== Requirements ==
Copy out the material below in full, but not its images.

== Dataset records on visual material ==
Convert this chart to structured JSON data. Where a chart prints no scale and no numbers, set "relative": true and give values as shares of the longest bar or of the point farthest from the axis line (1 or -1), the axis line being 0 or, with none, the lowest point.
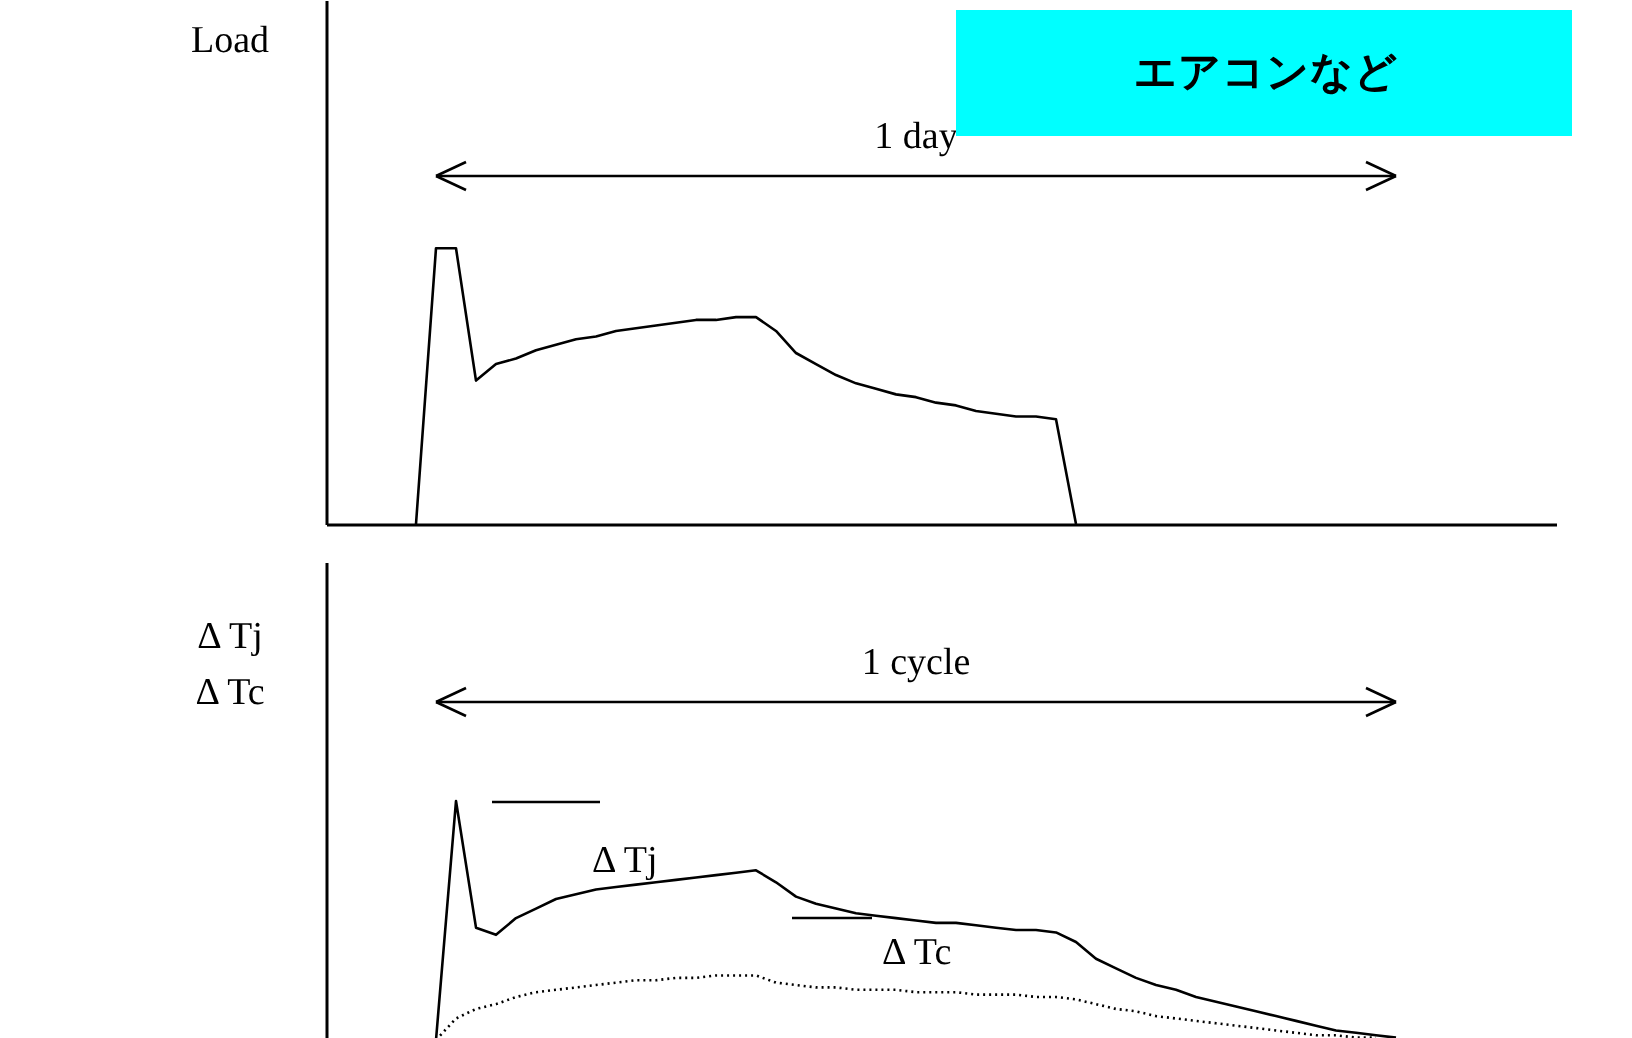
{
  "chart_data": [
    {
      "type": "line",
      "title": "エアコンなど",
      "ylabel": "Load",
      "relative": true,
      "tick_labels": false,
      "grid": false,
      "marker": "none",
      "annotations": [
        "1 day"
      ],
      "categories": [
        null,
        null,
        null,
        null,
        null,
        null,
        null,
        null,
        null,
        null,
        null,
        null,
        null,
        null,
        null,
        null,
        null,
        null,
        null,
        null,
        null,
        null,
        null,
        null,
        null,
        null,
        null,
        null,
        null,
        null,
        null,
        null,
        null,
        null,
        null,
        null,
        null,
        null,
        null,
        null,
        null,
        null,
        null,
        null,
        null,
        null,
        null,
        null,
        null,
        null,
        null
      ],
      "series": [
        {
          "color": "#000000",
          "line_style": "solid",
          "values": [
            0,
            1,
            1,
            0.52,
            0.58,
            0.6,
            0.63,
            0.65,
            0.67,
            0.68,
            0.7,
            0.71,
            0.72,
            0.73,
            0.74,
            0.74,
            0.75,
            0.75,
            0.7,
            0.62,
            0.58,
            0.54,
            0.51,
            0.49,
            0.47,
            0.46,
            0.44,
            0.43,
            0.41,
            0.4,
            0.39,
            0.39,
            0.38,
            0,
            null,
            null,
            null,
            null,
            null,
            null,
            null,
            null,
            null,
            null,
            null,
            null,
            null,
            null,
            null,
            null,
            null
          ]
        }
      ]
    },
    {
      "type": "line",
      "ylabel": "Δ Tj\nΔ Tc",
      "relative": true,
      "tick_labels": false,
      "grid": false,
      "marker": "none",
      "annotations": [
        "1 cycle"
      ],
      "categories": [
        null,
        null,
        null,
        null,
        null,
        null,
        null,
        null,
        null,
        null,
        null,
        null,
        null,
        null,
        null,
        null,
        null,
        null,
        null,
        null,
        null,
        null,
        null,
        null,
        null,
        null,
        null,
        null,
        null,
        null,
        null,
        null,
        null,
        null,
        null,
        null,
        null,
        null,
        null,
        null,
        null,
        null,
        null,
        null,
        null,
        null,
        null,
        null,
        null,
        null,
        null
      ],
      "series": [
        {
          "name": "Δ Tj",
          "color": "#000000",
          "line_style": "solid",
          "values": [
            null,
            0,
            1,
            0.47,
            0.44,
            0.51,
            0.55,
            0.59,
            0.61,
            0.63,
            0.64,
            0.65,
            0.66,
            0.67,
            0.68,
            0.69,
            0.7,
            0.71,
            0.66,
            0.6,
            0.57,
            0.55,
            0.53,
            0.52,
            0.51,
            0.5,
            0.49,
            0.49,
            0.48,
            0.47,
            0.46,
            0.46,
            0.45,
            0.41,
            0.34,
            0.3,
            0.26,
            0.23,
            0.21,
            0.18,
            0.16,
            0.14,
            0.12,
            0.1,
            0.08,
            0.06,
            0.04,
            0.03,
            0.02,
            0.01,
            null
          ]
        },
        {
          "name": "Δ Tc",
          "color": "#000000",
          "line_style": "dotted",
          "values": [
            null,
            0,
            0.09,
            0.13,
            0.15,
            0.18,
            0.2,
            0.21,
            0.22,
            0.23,
            0.24,
            0.25,
            0.25,
            0.26,
            0.26,
            0.27,
            0.27,
            0.27,
            0.24,
            0.23,
            0.22,
            0.22,
            0.21,
            0.21,
            0.21,
            0.2,
            0.2,
            0.2,
            0.19,
            0.19,
            0.19,
            0.18,
            0.18,
            0.17,
            0.15,
            0.13,
            0.12,
            0.1,
            0.09,
            0.08,
            0.07,
            0.06,
            0.05,
            0.04,
            0.03,
            0.02,
            0.02,
            0.01,
            0.01,
            null,
            null
          ]
        }
      ]
    }
  ]
}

== Answer in full ==
Convert this chart to structured JSON data. Where a chart prints no scale and no numbers, set "relative": true and give values as shares of the longest bar or of the point farthest from the axis line (1 or -1), the axis line being 0 or, with none, the lowest point.
{
  "chart_data": [
    {
      "type": "line",
      "title": "エアコンなど",
      "ylabel": "Load",
      "relative": true,
      "tick_labels": false,
      "grid": false,
      "marker": "none",
      "annotations": [
        "1 day"
      ],
      "categories": [
        null,
        null,
        null,
        null,
        null,
        null,
        null,
        null,
        null,
        null,
        null,
        null,
        null,
        null,
        null,
        null,
        null,
        null,
        null,
        null,
        null,
        null,
        null,
        null,
        null,
        null,
        null,
        null,
        null,
        null,
        null,
        null,
        null,
        null,
        null,
        null,
        null,
        null,
        null,
        null,
        null,
        null,
        null,
        null,
        null,
        null,
        null,
        null,
        null,
        null,
        null
      ],
      "series": [
        {
          "color": "#000000",
          "line_style": "solid",
          "values": [
            0,
            1,
            1,
            0.52,
            0.58,
            0.6,
            0.63,
            0.65,
            0.67,
            0.68,
            0.7,
            0.71,
            0.72,
            0.73,
            0.74,
            0.74,
            0.75,
            0.75,
            0.7,
            0.62,
            0.58,
            0.54,
            0.51,
            0.49,
            0.47,
            0.46,
            0.44,
            0.43,
            0.41,
            0.4,
            0.39,
            0.39,
            0.38,
            0,
            null,
            null,
            null,
            null,
            null,
            null,
            null,
            null,
            null,
            null,
            null,
            null,
            null,
            null,
            null,
            null,
            null
          ]
        }
      ]
    },
    {
      "type": "line",
      "ylabel": "Δ Tj\nΔ Tc",
      "relative": true,
      "tick_labels": false,
      "grid": false,
      "marker": "none",
      "annotations": [
        "1 cycle"
      ],
      "categories": [
        null,
        null,
        null,
        null,
        null,
        null,
        null,
        null,
        null,
        null,
        null,
        null,
        null,
        null,
        null,
        null,
        null,
        null,
        null,
        null,
        null,
        null,
        null,
        null,
        null,
        null,
        null,
        null,
        null,
        null,
        null,
        null,
        null,
        null,
        null,
        null,
        null,
        null,
        null,
        null,
        null,
        null,
        null,
        null,
        null,
        null,
        null,
        null,
        null,
        null,
        null
      ],
      "series": [
        {
          "name": "Δ Tj",
          "color": "#000000",
          "line_style": "solid",
          "values": [
            null,
            0,
            1,
            0.47,
            0.44,
            0.51,
            0.55,
            0.59,
            0.61,
            0.63,
            0.64,
            0.65,
            0.66,
            0.67,
            0.68,
            0.69,
            0.7,
            0.71,
            0.66,
            0.6,
            0.57,
            0.55,
            0.53,
            0.52,
            0.51,
            0.5,
            0.49,
            0.49,
            0.48,
            0.47,
            0.46,
            0.46,
            0.45,
            0.41,
            0.34,
            0.3,
            0.26,
            0.23,
            0.21,
            0.18,
            0.16,
            0.14,
            0.12,
            0.1,
            0.08,
            0.06,
            0.04,
            0.03,
            0.02,
            0.01,
            null
          ]
        },
        {
          "name": "Δ Tc",
          "color": "#000000",
          "line_style": "dotted",
          "values": [
            null,
            0,
            0.09,
            0.13,
            0.15,
            0.18,
            0.2,
            0.21,
            0.22,
            0.23,
            0.24,
            0.25,
            0.25,
            0.26,
            0.26,
            0.27,
            0.27,
            0.27,
            0.24,
            0.23,
            0.22,
            0.22,
            0.21,
            0.21,
            0.21,
            0.2,
            0.2,
            0.2,
            0.19,
            0.19,
            0.19,
            0.18,
            0.18,
            0.17,
            0.15,
            0.13,
            0.12,
            0.1,
            0.09,
            0.08,
            0.07,
            0.06,
            0.05,
            0.04,
            0.03,
            0.02,
            0.02,
            0.01,
            0.01,
            null,
            null
          ]
        }
      ]
    }
  ]
}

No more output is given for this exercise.